__WHAT NEEDS TO BE DONE__
Rewrite the entries from the line with "Point xyxy=(1227,527,1250,541)" to the line with "Point xyxy=(332,445,354,459)", swapping "Point" for "Marker" and keeping everything else as it is.

Items from a data source
● ● ● ●

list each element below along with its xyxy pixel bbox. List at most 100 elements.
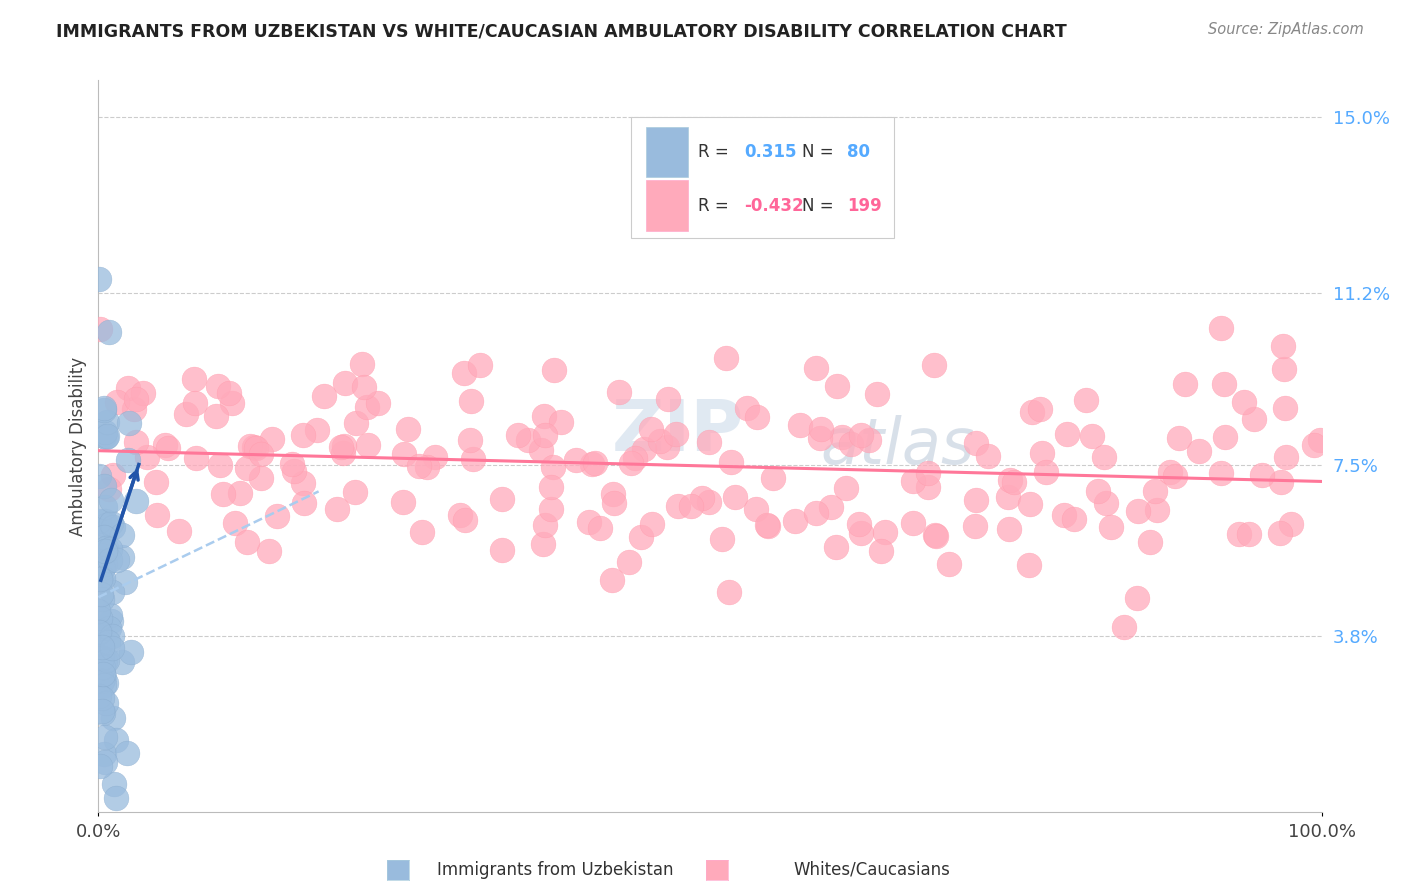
Point xyxy=(1227,527,1250,541)
Point xyxy=(1188,444,1211,458)
Point xyxy=(208,458,231,472)
Point xyxy=(153,438,176,452)
Point xyxy=(281,457,304,471)
Point xyxy=(103,711,125,725)
Point xyxy=(239,439,262,453)
Point xyxy=(679,500,702,514)
Point xyxy=(810,422,832,436)
Point xyxy=(1272,339,1295,353)
Point xyxy=(1270,475,1292,489)
Point xyxy=(449,508,471,522)
Point xyxy=(94,696,117,710)
Point xyxy=(224,516,246,531)
Point xyxy=(332,445,354,459)
Y-axis label: Ambulatory Disability: Ambulatory Disability xyxy=(69,357,87,535)
Point xyxy=(218,386,240,401)
Point xyxy=(167,524,190,538)
Point xyxy=(697,434,720,449)
Point xyxy=(90,652,112,666)
Point xyxy=(357,438,380,452)
Point xyxy=(87,690,110,704)
Point xyxy=(117,453,139,467)
Point xyxy=(221,396,243,410)
Point xyxy=(211,487,233,501)
Point xyxy=(848,516,870,531)
Point xyxy=(938,558,960,572)
Point xyxy=(470,359,492,373)
Point xyxy=(96,429,118,443)
Point xyxy=(184,396,207,410)
Text: Source: ZipAtlas.com: Source: ZipAtlas.com xyxy=(1208,22,1364,37)
Point xyxy=(120,645,142,659)
Text: N =: N = xyxy=(801,144,838,161)
Point xyxy=(460,393,482,408)
Text: N =: N = xyxy=(801,196,838,215)
Point xyxy=(97,635,120,649)
Point xyxy=(1139,535,1161,549)
Point xyxy=(619,556,641,570)
Point xyxy=(184,450,207,465)
Point xyxy=(396,422,419,436)
Point xyxy=(825,379,848,393)
Point xyxy=(94,654,117,668)
Point xyxy=(630,530,652,544)
Point xyxy=(997,490,1019,504)
Point xyxy=(367,396,389,410)
Point xyxy=(1095,496,1118,510)
Point xyxy=(720,455,742,469)
Point xyxy=(1056,426,1078,441)
FancyBboxPatch shape xyxy=(647,127,688,178)
Point xyxy=(91,530,114,544)
Point xyxy=(87,604,110,618)
Point xyxy=(1002,475,1025,489)
Point xyxy=(207,378,229,392)
Point xyxy=(1021,404,1043,418)
Point xyxy=(640,422,662,436)
Point xyxy=(461,452,484,467)
Point xyxy=(91,659,114,673)
Point xyxy=(96,653,118,667)
Point xyxy=(965,436,987,450)
Point xyxy=(1275,450,1298,464)
Point xyxy=(96,517,118,532)
Point xyxy=(602,487,624,501)
Point xyxy=(533,409,555,423)
Point xyxy=(411,524,433,539)
Point xyxy=(89,642,111,657)
Point xyxy=(145,508,167,522)
Point xyxy=(94,514,117,528)
Point xyxy=(93,429,115,443)
Point xyxy=(90,635,112,649)
Point xyxy=(1080,429,1102,443)
Point xyxy=(89,611,111,625)
Point xyxy=(1279,516,1302,531)
Point xyxy=(540,480,562,494)
Point xyxy=(1268,526,1291,541)
Point xyxy=(307,423,329,437)
Point xyxy=(1274,401,1296,416)
Point xyxy=(122,401,145,416)
Point xyxy=(755,517,778,532)
Point xyxy=(1272,362,1295,376)
Point xyxy=(804,360,827,375)
Point xyxy=(93,401,115,415)
Point xyxy=(236,534,259,549)
Point xyxy=(1164,469,1187,483)
Point xyxy=(1074,392,1097,407)
Point xyxy=(1209,320,1232,334)
Point xyxy=(228,485,250,500)
Point xyxy=(283,464,305,478)
Point xyxy=(408,458,430,473)
Point xyxy=(718,584,741,599)
Point xyxy=(724,490,747,504)
Point xyxy=(1309,433,1331,447)
Point xyxy=(714,351,737,365)
Point xyxy=(1029,402,1052,417)
Text: atlas: atlas xyxy=(820,415,974,477)
Point xyxy=(344,416,367,430)
Point xyxy=(90,591,112,606)
Point xyxy=(100,492,122,507)
Point xyxy=(425,450,447,465)
Point xyxy=(1168,431,1191,445)
Point xyxy=(1031,446,1053,460)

● ● ● ●

__SOLUTION TO THIS PROBLEM__
Marker xyxy=(1227,527,1250,541)
Marker xyxy=(1188,444,1211,458)
Marker xyxy=(208,458,231,472)
Marker xyxy=(153,438,176,452)
Marker xyxy=(281,457,304,471)
Marker xyxy=(103,711,125,725)
Marker xyxy=(239,439,262,453)
Marker xyxy=(679,500,702,514)
Marker xyxy=(810,422,832,436)
Marker xyxy=(1272,339,1295,353)
Marker xyxy=(1270,475,1292,489)
Marker xyxy=(449,508,471,522)
Marker xyxy=(94,696,117,710)
Marker xyxy=(224,516,246,531)
Marker xyxy=(332,445,354,459)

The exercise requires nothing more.